- _Problem requirements_:
Starting at the line that contains "Enumerate this screenshot's", transcribe every remaining line of the entries exactly, including the last one.

- _Raw records_:
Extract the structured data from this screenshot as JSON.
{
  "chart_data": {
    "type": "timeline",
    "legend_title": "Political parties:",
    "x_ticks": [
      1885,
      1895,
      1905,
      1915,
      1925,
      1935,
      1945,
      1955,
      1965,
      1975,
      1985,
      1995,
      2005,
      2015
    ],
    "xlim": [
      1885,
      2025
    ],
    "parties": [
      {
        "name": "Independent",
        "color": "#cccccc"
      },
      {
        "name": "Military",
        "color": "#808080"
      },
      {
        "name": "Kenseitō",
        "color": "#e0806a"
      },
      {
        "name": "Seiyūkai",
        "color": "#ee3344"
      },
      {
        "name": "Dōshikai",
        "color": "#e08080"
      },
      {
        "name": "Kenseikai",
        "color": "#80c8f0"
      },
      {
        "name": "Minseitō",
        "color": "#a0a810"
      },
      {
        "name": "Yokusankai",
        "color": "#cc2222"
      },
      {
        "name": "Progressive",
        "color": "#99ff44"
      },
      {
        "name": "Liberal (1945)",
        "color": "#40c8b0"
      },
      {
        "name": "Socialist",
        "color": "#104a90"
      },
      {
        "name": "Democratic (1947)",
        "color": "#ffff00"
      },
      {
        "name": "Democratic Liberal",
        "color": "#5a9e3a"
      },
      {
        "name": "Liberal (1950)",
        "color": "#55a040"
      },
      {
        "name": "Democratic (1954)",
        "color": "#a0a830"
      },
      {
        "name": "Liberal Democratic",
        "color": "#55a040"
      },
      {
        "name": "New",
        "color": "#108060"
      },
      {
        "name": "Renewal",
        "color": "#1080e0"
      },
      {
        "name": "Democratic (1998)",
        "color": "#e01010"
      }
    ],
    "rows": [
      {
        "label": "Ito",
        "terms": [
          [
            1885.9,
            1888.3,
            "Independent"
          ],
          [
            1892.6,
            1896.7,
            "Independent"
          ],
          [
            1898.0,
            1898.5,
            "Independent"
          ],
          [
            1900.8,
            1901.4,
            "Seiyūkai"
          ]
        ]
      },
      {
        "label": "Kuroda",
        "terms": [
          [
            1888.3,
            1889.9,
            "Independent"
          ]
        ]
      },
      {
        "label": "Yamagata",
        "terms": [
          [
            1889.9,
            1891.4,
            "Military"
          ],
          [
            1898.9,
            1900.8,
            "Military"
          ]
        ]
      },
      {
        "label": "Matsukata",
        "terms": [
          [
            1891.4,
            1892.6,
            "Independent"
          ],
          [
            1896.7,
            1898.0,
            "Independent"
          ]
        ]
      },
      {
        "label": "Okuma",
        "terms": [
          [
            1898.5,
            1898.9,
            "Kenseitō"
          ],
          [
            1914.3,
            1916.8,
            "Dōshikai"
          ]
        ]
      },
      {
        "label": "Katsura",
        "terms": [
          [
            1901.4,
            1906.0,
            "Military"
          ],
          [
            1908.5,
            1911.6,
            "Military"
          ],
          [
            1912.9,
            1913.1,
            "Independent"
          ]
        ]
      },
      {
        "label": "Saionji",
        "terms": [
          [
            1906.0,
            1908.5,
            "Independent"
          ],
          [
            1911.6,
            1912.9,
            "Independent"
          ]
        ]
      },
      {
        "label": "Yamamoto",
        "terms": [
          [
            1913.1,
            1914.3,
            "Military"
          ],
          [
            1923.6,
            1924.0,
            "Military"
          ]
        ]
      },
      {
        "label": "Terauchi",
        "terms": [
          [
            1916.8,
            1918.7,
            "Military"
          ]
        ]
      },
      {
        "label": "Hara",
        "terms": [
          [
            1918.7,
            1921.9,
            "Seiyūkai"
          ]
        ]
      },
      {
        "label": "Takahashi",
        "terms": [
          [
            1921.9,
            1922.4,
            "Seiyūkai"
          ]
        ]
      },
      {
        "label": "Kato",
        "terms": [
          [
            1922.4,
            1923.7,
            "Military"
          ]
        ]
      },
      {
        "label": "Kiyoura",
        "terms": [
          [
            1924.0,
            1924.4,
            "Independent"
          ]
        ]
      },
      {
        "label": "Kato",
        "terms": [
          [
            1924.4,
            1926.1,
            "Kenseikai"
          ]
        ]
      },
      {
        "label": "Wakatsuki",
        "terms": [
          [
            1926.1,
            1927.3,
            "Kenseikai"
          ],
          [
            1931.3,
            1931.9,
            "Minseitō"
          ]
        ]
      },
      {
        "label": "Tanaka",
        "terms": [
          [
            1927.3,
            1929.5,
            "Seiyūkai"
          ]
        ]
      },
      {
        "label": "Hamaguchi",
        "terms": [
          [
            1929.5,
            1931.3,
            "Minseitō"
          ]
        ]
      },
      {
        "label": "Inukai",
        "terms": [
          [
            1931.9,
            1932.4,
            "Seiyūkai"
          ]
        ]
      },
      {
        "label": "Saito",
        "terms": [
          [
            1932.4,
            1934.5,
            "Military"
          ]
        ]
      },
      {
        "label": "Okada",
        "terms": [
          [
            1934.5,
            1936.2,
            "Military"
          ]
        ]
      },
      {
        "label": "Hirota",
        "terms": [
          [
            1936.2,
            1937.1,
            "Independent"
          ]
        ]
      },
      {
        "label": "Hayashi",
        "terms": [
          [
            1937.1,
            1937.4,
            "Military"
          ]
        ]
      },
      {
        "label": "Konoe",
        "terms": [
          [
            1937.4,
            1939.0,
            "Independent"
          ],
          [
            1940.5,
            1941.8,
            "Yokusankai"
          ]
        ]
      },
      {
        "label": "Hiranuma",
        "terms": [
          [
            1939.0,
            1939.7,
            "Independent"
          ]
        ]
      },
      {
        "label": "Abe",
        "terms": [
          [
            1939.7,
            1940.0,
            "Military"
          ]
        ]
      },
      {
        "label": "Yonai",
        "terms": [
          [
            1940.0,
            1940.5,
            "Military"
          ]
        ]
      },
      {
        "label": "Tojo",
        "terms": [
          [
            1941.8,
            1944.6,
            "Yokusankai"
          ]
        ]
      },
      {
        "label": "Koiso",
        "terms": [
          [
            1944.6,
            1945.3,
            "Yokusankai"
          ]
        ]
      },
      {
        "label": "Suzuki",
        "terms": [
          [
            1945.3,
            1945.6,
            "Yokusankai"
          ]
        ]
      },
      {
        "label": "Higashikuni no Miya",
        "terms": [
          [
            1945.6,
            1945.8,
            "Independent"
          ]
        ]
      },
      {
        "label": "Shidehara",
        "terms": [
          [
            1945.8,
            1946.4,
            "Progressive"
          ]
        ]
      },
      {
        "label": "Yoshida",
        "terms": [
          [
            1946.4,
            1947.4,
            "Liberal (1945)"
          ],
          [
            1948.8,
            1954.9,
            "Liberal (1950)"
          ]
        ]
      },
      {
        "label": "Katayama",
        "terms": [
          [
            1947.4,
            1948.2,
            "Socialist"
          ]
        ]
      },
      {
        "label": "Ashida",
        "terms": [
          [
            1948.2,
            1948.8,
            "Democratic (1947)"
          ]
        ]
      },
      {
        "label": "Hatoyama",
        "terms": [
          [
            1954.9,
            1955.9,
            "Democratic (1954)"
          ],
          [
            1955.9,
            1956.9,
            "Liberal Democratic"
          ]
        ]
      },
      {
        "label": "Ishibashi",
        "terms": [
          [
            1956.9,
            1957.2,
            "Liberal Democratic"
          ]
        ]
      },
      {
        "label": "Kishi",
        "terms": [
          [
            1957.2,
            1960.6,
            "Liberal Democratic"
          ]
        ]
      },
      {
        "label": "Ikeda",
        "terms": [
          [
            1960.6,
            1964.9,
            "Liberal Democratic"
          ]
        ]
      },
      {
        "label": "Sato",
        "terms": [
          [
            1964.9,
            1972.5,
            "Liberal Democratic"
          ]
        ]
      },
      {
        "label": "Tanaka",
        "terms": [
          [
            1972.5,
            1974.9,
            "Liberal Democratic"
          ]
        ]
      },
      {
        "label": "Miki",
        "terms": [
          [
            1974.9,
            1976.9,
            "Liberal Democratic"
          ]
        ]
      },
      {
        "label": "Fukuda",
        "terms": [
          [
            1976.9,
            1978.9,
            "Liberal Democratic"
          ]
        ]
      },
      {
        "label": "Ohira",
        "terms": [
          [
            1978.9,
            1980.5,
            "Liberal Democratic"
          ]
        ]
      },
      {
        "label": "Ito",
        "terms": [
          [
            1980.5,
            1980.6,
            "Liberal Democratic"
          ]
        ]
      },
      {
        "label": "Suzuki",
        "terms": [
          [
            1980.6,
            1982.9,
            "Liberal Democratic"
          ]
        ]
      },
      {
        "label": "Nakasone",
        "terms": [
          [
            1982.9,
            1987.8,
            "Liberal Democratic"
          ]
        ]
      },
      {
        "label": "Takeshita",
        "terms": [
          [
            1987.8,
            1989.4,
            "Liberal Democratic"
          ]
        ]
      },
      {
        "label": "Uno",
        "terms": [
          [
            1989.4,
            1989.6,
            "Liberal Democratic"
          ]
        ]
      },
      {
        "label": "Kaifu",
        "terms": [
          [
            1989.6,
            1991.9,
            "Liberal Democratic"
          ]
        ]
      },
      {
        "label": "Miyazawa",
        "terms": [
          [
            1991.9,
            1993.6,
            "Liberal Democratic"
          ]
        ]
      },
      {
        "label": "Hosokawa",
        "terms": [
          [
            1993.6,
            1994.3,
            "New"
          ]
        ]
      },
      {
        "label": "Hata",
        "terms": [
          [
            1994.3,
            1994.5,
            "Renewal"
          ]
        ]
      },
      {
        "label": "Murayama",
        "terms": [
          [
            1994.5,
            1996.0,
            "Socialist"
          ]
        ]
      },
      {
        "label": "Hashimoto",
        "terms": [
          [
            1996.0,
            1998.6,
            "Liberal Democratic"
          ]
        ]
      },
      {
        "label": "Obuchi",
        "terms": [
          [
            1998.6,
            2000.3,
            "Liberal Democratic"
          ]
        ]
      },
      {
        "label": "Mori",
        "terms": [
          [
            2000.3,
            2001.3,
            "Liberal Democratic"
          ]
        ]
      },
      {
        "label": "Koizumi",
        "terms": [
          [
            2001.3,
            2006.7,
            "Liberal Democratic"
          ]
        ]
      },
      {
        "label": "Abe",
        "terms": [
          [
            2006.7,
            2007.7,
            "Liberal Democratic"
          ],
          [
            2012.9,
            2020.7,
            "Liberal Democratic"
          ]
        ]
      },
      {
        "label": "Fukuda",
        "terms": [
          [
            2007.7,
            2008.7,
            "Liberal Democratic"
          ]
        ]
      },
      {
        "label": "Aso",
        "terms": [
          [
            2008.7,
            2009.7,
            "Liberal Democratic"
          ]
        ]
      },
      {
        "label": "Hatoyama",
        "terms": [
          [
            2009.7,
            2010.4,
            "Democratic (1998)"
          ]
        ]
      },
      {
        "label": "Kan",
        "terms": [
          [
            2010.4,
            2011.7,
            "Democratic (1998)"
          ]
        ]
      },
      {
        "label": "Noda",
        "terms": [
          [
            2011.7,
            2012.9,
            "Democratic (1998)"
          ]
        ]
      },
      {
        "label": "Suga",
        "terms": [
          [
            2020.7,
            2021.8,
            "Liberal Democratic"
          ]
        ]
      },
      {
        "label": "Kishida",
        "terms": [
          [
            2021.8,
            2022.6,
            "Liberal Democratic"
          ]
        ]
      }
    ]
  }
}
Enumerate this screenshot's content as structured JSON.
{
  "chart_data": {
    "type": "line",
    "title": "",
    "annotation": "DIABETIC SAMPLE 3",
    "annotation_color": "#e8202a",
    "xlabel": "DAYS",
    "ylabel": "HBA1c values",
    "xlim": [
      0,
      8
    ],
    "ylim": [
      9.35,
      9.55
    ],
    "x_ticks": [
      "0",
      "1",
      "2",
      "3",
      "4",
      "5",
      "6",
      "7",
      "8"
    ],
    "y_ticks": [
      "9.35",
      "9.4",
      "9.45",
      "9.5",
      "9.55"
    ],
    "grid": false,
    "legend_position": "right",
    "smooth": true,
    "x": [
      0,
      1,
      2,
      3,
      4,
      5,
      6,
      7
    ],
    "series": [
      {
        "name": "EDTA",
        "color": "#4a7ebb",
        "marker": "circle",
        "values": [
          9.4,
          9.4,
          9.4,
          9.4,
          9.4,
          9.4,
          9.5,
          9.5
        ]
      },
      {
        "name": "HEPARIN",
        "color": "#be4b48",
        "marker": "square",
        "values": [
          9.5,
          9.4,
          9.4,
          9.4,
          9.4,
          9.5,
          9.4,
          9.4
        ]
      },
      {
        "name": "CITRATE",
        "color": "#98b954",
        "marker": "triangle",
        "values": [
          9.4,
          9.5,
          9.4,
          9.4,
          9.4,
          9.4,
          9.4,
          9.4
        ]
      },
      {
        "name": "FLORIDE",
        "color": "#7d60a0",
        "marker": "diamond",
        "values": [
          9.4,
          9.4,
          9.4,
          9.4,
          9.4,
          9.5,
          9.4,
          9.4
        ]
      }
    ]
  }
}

- _Written answer_:
Enumerate this screenshot's content as structured JSON.
{
  "chart_data": {
    "type": "line",
    "title": "",
    "annotation": "DIABETIC SAMPLE 3",
    "annotation_color": "#e8202a",
    "xlabel": "DAYS",
    "ylabel": "HBA1c values",
    "xlim": [
      0,
      8
    ],
    "ylim": [
      9.35,
      9.55
    ],
    "x_ticks": [
      "0",
      "1",
      "2",
      "3",
      "4",
      "5",
      "6",
      "7",
      "8"
    ],
    "y_ticks": [
      "9.35",
      "9.4",
      "9.45",
      "9.5",
      "9.55"
    ],
    "grid": false,
    "legend_position": "right",
    "smooth": true,
    "x": [
      0,
      1,
      2,
      3,
      4,
      5,
      6,
      7
    ],
    "series": [
      {
        "name": "EDTA",
        "color": "#4a7ebb",
        "marker": "circle",
        "values": [
          9.4,
          9.4,
          9.4,
          9.4,
          9.4,
          9.4,
          9.5,
          9.5
        ]
      },
      {
        "name": "HEPARIN",
        "color": "#be4b48",
        "marker": "square",
        "values": [
          9.5,
          9.4,
          9.4,
          9.4,
          9.4,
          9.5,
          9.4,
          9.4
        ]
      },
      {
        "name": "CITRATE",
        "color": "#98b954",
        "marker": "triangle",
        "values": [
          9.4,
          9.5,
          9.4,
          9.4,
          9.4,
          9.4,
          9.4,
          9.4
        ]
      },
      {
        "name": "FLORIDE",
        "color": "#7d60a0",
        "marker": "diamond",
        "values": [
          9.4,
          9.4,
          9.4,
          9.4,
          9.4,
          9.5,
          9.4,
          9.4
        ]
      }
    ]
  }
}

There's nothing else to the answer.